• **DO THIS**
An exact reproduction of the records is required, with all images left out.

• **EXTRACTED INFORMATION**
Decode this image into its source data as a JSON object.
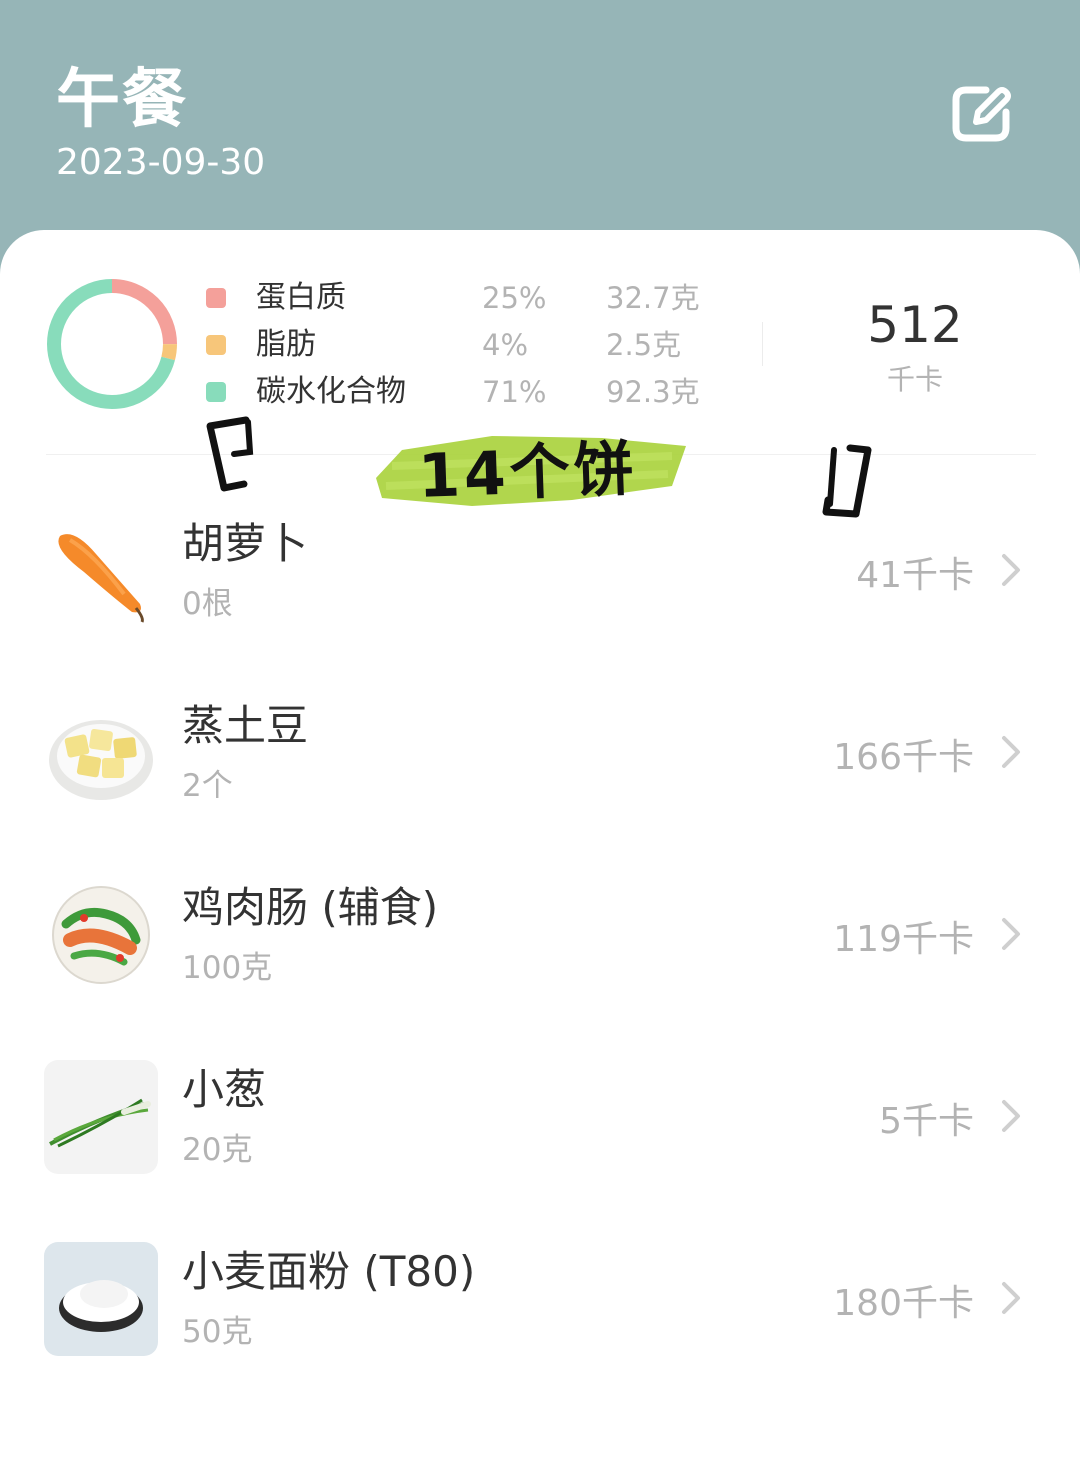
{
  "header": {
    "title": "午餐",
    "date": "2023-09-30",
    "edit_icon": "edit-icon"
  },
  "summary": {
    "macros": [
      {
        "name": "蛋白质",
        "percent": "25%",
        "amount": "32.7克",
        "percent_value": 25,
        "color": "#f4a09a"
      },
      {
        "name": "脂肪",
        "percent": "4%",
        "amount": "2.5克",
        "percent_value": 4,
        "color": "#f7c67a"
      },
      {
        "name": "碳水化合物",
        "percent": "71%",
        "amount": "92.3克",
        "percent_value": 71,
        "color": "#88dcbb"
      }
    ],
    "total_kcal": "512",
    "total_unit": "千卡"
  },
  "annotation": {
    "text": "14个饼",
    "highlight_color": "#a8d13a"
  },
  "foods": [
    {
      "name": "胡萝卜",
      "qty": "0根",
      "kcal": "41千卡",
      "icon": "carrot-image"
    },
    {
      "name": "蒸土豆",
      "qty": "2个",
      "kcal": "166千卡",
      "icon": "steamed-potato-image"
    },
    {
      "name": "鸡肉肠 (辅食)",
      "qty": "100克",
      "kcal": "119千卡",
      "icon": "chicken-sausage-plate-image"
    },
    {
      "name": "小葱",
      "qty": "20克",
      "kcal": "5千卡",
      "icon": "scallion-image"
    },
    {
      "name": "小麦面粉 (T80)",
      "qty": "50克",
      "kcal": "180千卡",
      "icon": "flour-bowl-image"
    }
  ]
}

• **FINAL RESULT**
Decode this image into its source data as a JSON object.
{
  "header": {
    "title": "午餐",
    "date": "2023-09-30",
    "edit_icon": "edit-icon"
  },
  "summary": {
    "macros": [
      {
        "name": "蛋白质",
        "percent": "25%",
        "amount": "32.7克",
        "percent_value": 25,
        "color": "#f4a09a"
      },
      {
        "name": "脂肪",
        "percent": "4%",
        "amount": "2.5克",
        "percent_value": 4,
        "color": "#f7c67a"
      },
      {
        "name": "碳水化合物",
        "percent": "71%",
        "amount": "92.3克",
        "percent_value": 71,
        "color": "#88dcbb"
      }
    ],
    "total_kcal": "512",
    "total_unit": "千卡"
  },
  "annotation": {
    "text": "14个饼",
    "highlight_color": "#a8d13a"
  },
  "foods": [
    {
      "name": "胡萝卜",
      "qty": "0根",
      "kcal": "41千卡",
      "icon": "carrot-image"
    },
    {
      "name": "蒸土豆",
      "qty": "2个",
      "kcal": "166千卡",
      "icon": "steamed-potato-image"
    },
    {
      "name": "鸡肉肠 (辅食)",
      "qty": "100克",
      "kcal": "119千卡",
      "icon": "chicken-sausage-plate-image"
    },
    {
      "name": "小葱",
      "qty": "20克",
      "kcal": "5千卡",
      "icon": "scallion-image"
    },
    {
      "name": "小麦面粉 (T80)",
      "qty": "50克",
      "kcal": "180千卡",
      "icon": "flour-bowl-image"
    }
  ]
}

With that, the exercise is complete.